**SHORT TASK:** Report how many lines of the listing below include the word "icon". Give nothing but the number.

(Dataset rows about figures)
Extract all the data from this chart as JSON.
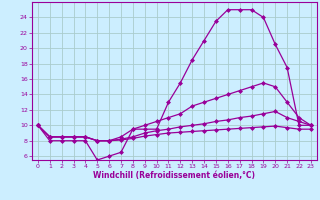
{
  "xlabel": "Windchill (Refroidissement éolien,°C)",
  "background_color": "#cceeff",
  "grid_color": "#aacccc",
  "line_color": "#990099",
  "xlim": [
    -0.5,
    23.5
  ],
  "ylim": [
    5.5,
    26.0
  ],
  "yticks": [
    6,
    8,
    10,
    12,
    14,
    16,
    18,
    20,
    22,
    24
  ],
  "xticks": [
    0,
    1,
    2,
    3,
    4,
    5,
    6,
    7,
    8,
    9,
    10,
    11,
    12,
    13,
    14,
    15,
    16,
    17,
    18,
    19,
    20,
    21,
    22,
    23
  ],
  "series": [
    {
      "x": [
        0,
        1,
        2,
        3,
        4,
        5,
        6,
        7,
        8,
        9,
        10,
        11,
        12,
        13,
        14,
        15,
        16,
        17,
        18,
        19,
        20,
        21,
        22,
        23
      ],
      "y": [
        10,
        8,
        8,
        8,
        8,
        5.5,
        6.0,
        6.5,
        9.5,
        9.5,
        9.5,
        13.0,
        15.5,
        18.5,
        21.0,
        23.5,
        25.0,
        25.0,
        25.0,
        24.0,
        20.5,
        17.5,
        10.0,
        10.0
      ]
    },
    {
      "x": [
        0,
        1,
        2,
        3,
        4,
        5,
        6,
        7,
        8,
        9,
        10,
        11,
        12,
        13,
        14,
        15,
        16,
        17,
        18,
        19,
        20,
        21,
        22,
        23
      ],
      "y": [
        10,
        8.5,
        8.5,
        8.5,
        8.5,
        8.0,
        8.0,
        8.5,
        9.5,
        10.0,
        10.5,
        11.0,
        11.5,
        12.5,
        13.0,
        13.5,
        14.0,
        14.5,
        15.0,
        15.5,
        15.0,
        13.0,
        11.0,
        10.0
      ]
    },
    {
      "x": [
        0,
        1,
        2,
        3,
        4,
        5,
        6,
        7,
        8,
        9,
        10,
        11,
        12,
        13,
        14,
        15,
        16,
        17,
        18,
        19,
        20,
        21,
        22,
        23
      ],
      "y": [
        10,
        8.5,
        8.5,
        8.5,
        8.5,
        8.0,
        8.0,
        8.2,
        8.5,
        9.0,
        9.3,
        9.5,
        9.8,
        10.0,
        10.2,
        10.5,
        10.7,
        11.0,
        11.2,
        11.5,
        11.8,
        11.0,
        10.5,
        10.0
      ]
    },
    {
      "x": [
        0,
        1,
        2,
        3,
        4,
        5,
        6,
        7,
        8,
        9,
        10,
        11,
        12,
        13,
        14,
        15,
        16,
        17,
        18,
        19,
        20,
        21,
        22,
        23
      ],
      "y": [
        10,
        8.5,
        8.5,
        8.5,
        8.5,
        8.0,
        8.0,
        8.1,
        8.3,
        8.6,
        8.8,
        9.0,
        9.1,
        9.2,
        9.3,
        9.4,
        9.5,
        9.6,
        9.7,
        9.8,
        9.9,
        9.7,
        9.5,
        9.5
      ]
    }
  ]
}
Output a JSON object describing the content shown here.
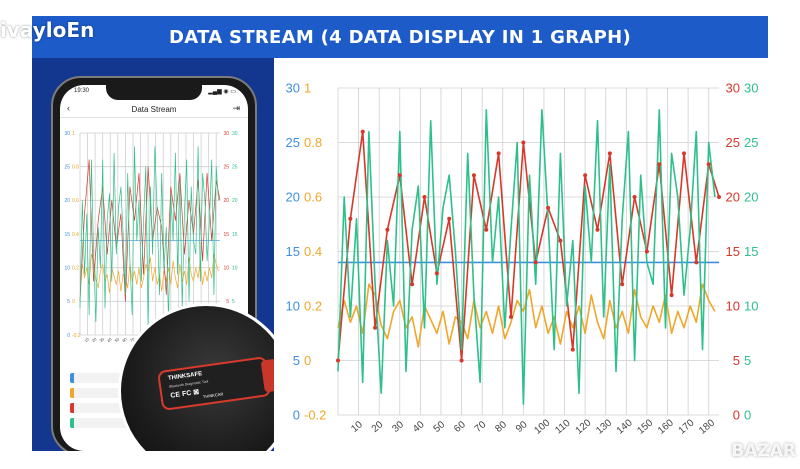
{
  "watermarks": {
    "top_left": "ivayloEn",
    "bottom_right": "BAZAR"
  },
  "title": "DATA STREAM (4 DATA DISPLAY IN 1 GRAPH)",
  "colors": {
    "title_bg": "#1c5bc8",
    "left_panel_bg": "#13368f",
    "blue": "#3f8fe0",
    "orange": "#f0a62a",
    "red": "#d8372a",
    "green": "#2ec08a"
  },
  "phone": {
    "status_time": "19:30",
    "status_right": "▂▄▆ ◉ ▭",
    "back_icon": "chevron-left-icon",
    "title": "Data Stream",
    "share_icon": "export-icon"
  },
  "device": {
    "logo": "THINKSAFE",
    "subtitle": "Bluetooth Diagnostic Tool",
    "ce": "CE FC ⊠",
    "brand": "THINKCAR"
  },
  "chart_data": {
    "type": "line",
    "x_range": [
      0,
      185
    ],
    "x_ticks": [
      10,
      20,
      30,
      40,
      50,
      60,
      70,
      80,
      90,
      100,
      110,
      120,
      130,
      140,
      150,
      160,
      170,
      180
    ],
    "grid": true,
    "axes": {
      "left_blue": {
        "ticks": [
          0,
          5,
          10,
          15,
          20,
          25,
          30
        ],
        "range": [
          0,
          30
        ]
      },
      "left_orange": {
        "ticks": [
          -0.2,
          0,
          0.2,
          0.4,
          0.6,
          0.8,
          1
        ],
        "range": [
          -0.2,
          1
        ]
      },
      "right_red": {
        "ticks": [
          0,
          5,
          10,
          15,
          20,
          25,
          30
        ],
        "range": [
          0,
          30
        ]
      },
      "right_green": {
        "ticks": [
          0,
          5,
          10,
          15,
          20,
          25,
          30
        ],
        "range": [
          0,
          30
        ]
      }
    },
    "series": [
      {
        "axis": "left_blue",
        "x": [
          0,
          185
        ],
        "values": [
          14,
          14
        ]
      },
      {
        "axis": "left_orange",
        "x": [
          0,
          3,
          6,
          9,
          12,
          15,
          18,
          21,
          24,
          27,
          30,
          33,
          36,
          39,
          42,
          45,
          48,
          51,
          54,
          57,
          60,
          63,
          66,
          69,
          72,
          75,
          78,
          81,
          84,
          87,
          90,
          93,
          96,
          99,
          102,
          105,
          108,
          111,
          114,
          117,
          120,
          123,
          126,
          129,
          132,
          135,
          138,
          141,
          144,
          147,
          150,
          153,
          156,
          159,
          162,
          165,
          168,
          171,
          174,
          177,
          180,
          183
        ],
        "values": [
          0.12,
          0.22,
          0.14,
          0.2,
          0.1,
          0.28,
          0.24,
          0.13,
          0.08,
          0.18,
          0.22,
          0.12,
          0.16,
          0.05,
          0.2,
          0.15,
          0.1,
          0.18,
          0.06,
          0.16,
          0.14,
          0.08,
          0.22,
          0.12,
          0.18,
          0.1,
          0.2,
          0.08,
          0.14,
          0.22,
          0.18,
          0.26,
          0.12,
          0.2,
          0.1,
          0.16,
          0.06,
          0.18,
          0.12,
          0.2,
          0.1,
          0.24,
          0.14,
          0.08,
          0.22,
          0.12,
          0.18,
          0.1,
          0.26,
          0.16,
          0.12,
          0.2,
          0.14,
          0.24,
          0.1,
          0.18,
          0.12,
          0.2,
          0.14,
          0.28,
          0.22,
          0.18
        ]
      },
      {
        "axis": "right_red",
        "x": [
          0,
          6,
          12,
          18,
          24,
          30,
          36,
          42,
          48,
          54,
          60,
          66,
          72,
          78,
          84,
          90,
          96,
          102,
          108,
          114,
          120,
          126,
          132,
          138,
          144,
          150,
          156,
          162,
          168,
          174,
          180,
          185
        ],
        "values": [
          5,
          18,
          26,
          8,
          17,
          22,
          12,
          20,
          13,
          18,
          5,
          22,
          17,
          24,
          9,
          25,
          14,
          19,
          16,
          6,
          22,
          17,
          24,
          12,
          20,
          15,
          23,
          11,
          24,
          14,
          23,
          20
        ]
      },
      {
        "axis": "right_green",
        "x": [
          0,
          3,
          6,
          9,
          12,
          15,
          18,
          21,
          24,
          27,
          30,
          33,
          36,
          39,
          42,
          45,
          48,
          51,
          54,
          57,
          60,
          63,
          66,
          69,
          72,
          75,
          78,
          81,
          84,
          87,
          90,
          93,
          96,
          99,
          102,
          105,
          108,
          111,
          114,
          117,
          120,
          123,
          126,
          129,
          132,
          135,
          138,
          141,
          144,
          147,
          150,
          153,
          156,
          159,
          162,
          165,
          168,
          171,
          174,
          177,
          180,
          183
        ],
        "values": [
          4,
          20,
          9,
          18,
          3,
          26,
          12,
          2,
          16,
          10,
          26,
          4,
          17,
          21,
          8,
          27,
          12,
          19,
          22,
          15,
          6,
          24,
          11,
          3,
          28,
          14,
          20,
          8,
          17,
          25,
          1,
          22,
          12,
          28,
          18,
          6,
          24,
          10,
          16,
          2,
          21,
          14,
          27,
          9,
          23,
          4,
          18,
          26,
          5,
          22,
          14,
          12,
          28,
          8,
          24,
          20,
          11,
          17,
          26,
          6,
          25,
          20
        ]
      }
    ]
  }
}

**EXERCISE RESPONSE:** 2